— YOUR INSTRUCTIONS —
Copy all lines in which the word "содержания" can be found.
### MATERIAL PROVIDED
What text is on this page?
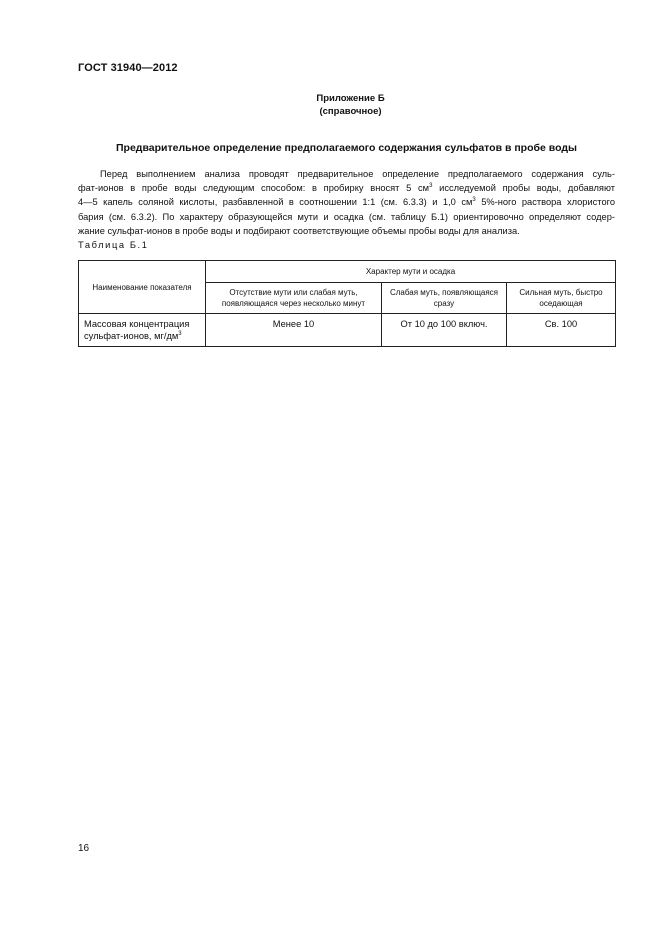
ГОСТ 31940—2012
Приложение Б
(справочное)
Предварительное определение предполагаемого содержания сульфатов в пробе воды
Перед выполнением анализа проводят предварительное определение предполагаемого содержания суль-
фат-ионов в пробе воды следующим способом: в пробирку вносят 5 $см^3$ исследуемой пробы воды, добавляют
4—5 капель соляной кислоты, разбавленной в соотношении 1:1 (см. 6.3.3) и 1,0 $см^3$ 5%-ного раствора хлористого
бария (см. 6.3.2). По характеру образующейся мути и осадка (см. таблицу Б.1) ориентировочно определяют содер-
жание сульфат-ионов в пробе воды и подбирают соответствующие объемы пробы воды для анализа.
Таблица Б.1
Наименование показателя	Характер мути и осадка		
	Отсутствие мути или слабая муть, появляющаяся через несколько минут	Слабая муть, появляющаяся сразу	Сильная муть, быстро оседающая
Массовая концентрация сульфат-ионов, $мг/дм^3$	Менее 10	От 10 до 100 включ.	Св. 100
16
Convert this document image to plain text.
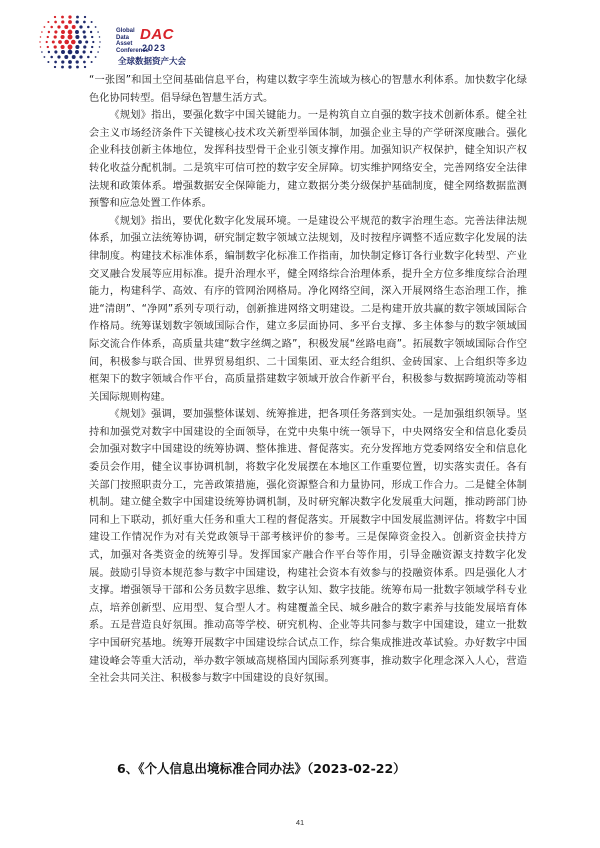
Global
Data
Asset
Conference
DAC
2023
全球数据资产大会

“一张图”和国土空间基础信息平台，构建以数字孪生流域为核心的智慧水利体系。加快数字化绿色化协同转型。倡导绿色智慧生活方式。

《规划》指出，要强化数字中国关键能力。一是构筑自立自强的数字技术创新体系。健全社会主义市场经济条件下关键核心技术攻关新型举国体制，加强企业主导的产学研深度融合。强化企业科技创新主体地位，发挥科技型骨干企业引领支撑作用。加强知识产权保护，健全知识产权转化收益分配机制。二是筑牢可信可控的数字安全屏障。切实维护网络安全，完善网络安全法律法规和政策体系。增强数据安全保障能力，建立数据分类分级保护基础制度，健全网络数据监测预警和应急处置工作体系。

《规划》指出，要优化数字化发展环境。一是建设公平规范的数字治理生态。完善法律法规体系，加强立法统筹协调，研究制定数字领域立法规划，及时按程序调整不适应数字化发展的法律制度。构建技术标准体系，编制数字化标准工作指南，加快制定修订各行业数字化转型、产业交叉融合发展等应用标准。提升治理水平，健全网络综合治理体系，提升全方位多维度综合治理能力，构建科学、高效、有序的管网治网格局。净化网络空间，深入开展网络生态治理工作，推进“清朗”、“净网”系列专项行动，创新推进网络文明建设。二是构建开放共赢的数字领域国际合作格局。统筹谋划数字领域国际合作，建立多层面协同、多平台支撑、多主体参与的数字领域国际交流合作体系，高质量共建“数字丝绸之路”，积极发展“丝路电商”。拓展数字领域国际合作空间，积极参与联合国、世界贸易组织、二十国集团、亚太经合组织、金砖国家、上合组织等多边框架下的数字领域合作平台，高质量搭建数字领域开放合作新平台，积极参与数据跨境流动等相关国际规则构建。

《规划》强调，要加强整体谋划、统筹推进，把各项任务落到实处。一是加强组织领导。坚持和加强党对数字中国建设的全面领导，在党中央集中统一领导下，中央网络安全和信息化委员会加强对数字中国建设的统筹协调、整体推进、督促落实。充分发挥地方党委网络安全和信息化委员会作用，健全议事协调机制，将数字化发展摆在本地区工作重要位置，切实落实责任。各有关部门按照职责分工，完善政策措施，强化资源整合和力量协同，形成工作合力。二是健全体制机制。建立健全数字中国建设统筹协调机制，及时研究解决数字化发展重大问题，推动跨部门协同和上下联动，抓好重大任务和重大工程的督促落实。开展数字中国发展监测评估。将数字中国建设工作情况作为对有关党政领导干部考核评价的参考。三是保障资金投入。创新资金扶持方式，加强对各类资金的统筹引导。发挥国家产融合作平台等作用，引导金融资源支持数字化发展。鼓励引导资本规范参与数字中国建设，构建社会资本有效参与的投融资体系。四是强化人才支撑。增强领导干部和公务员数字思维、数字认知、数字技能。统筹布局一批数字领域学科专业点，培养创新型、应用型、复合型人才。构建覆盖全民、城乡融合的数字素养与技能发展培育体系。五是营造良好氛围。推动高等学校、研究机构、企业等共同参与数字中国建设，建立一批数字中国研究基地。统筹开展数字中国建设综合试点工作，综合集成推进改革试验。办好数字中国建设峰会等重大活动，举办数字领域高规格国内国际系列赛事，推动数字化理念深入人心，营造全社会共同关注、积极参与数字中国建设的良好氛围。

6、《个人信息出境标准合同办法》（2023-02-22）
41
######
— OUTPUT —
Предварительное определение предполагаемого содержания сульфатов в пробе воды
Перед выполнением анализа проводят предварительное определение предполагаемого содержания суль-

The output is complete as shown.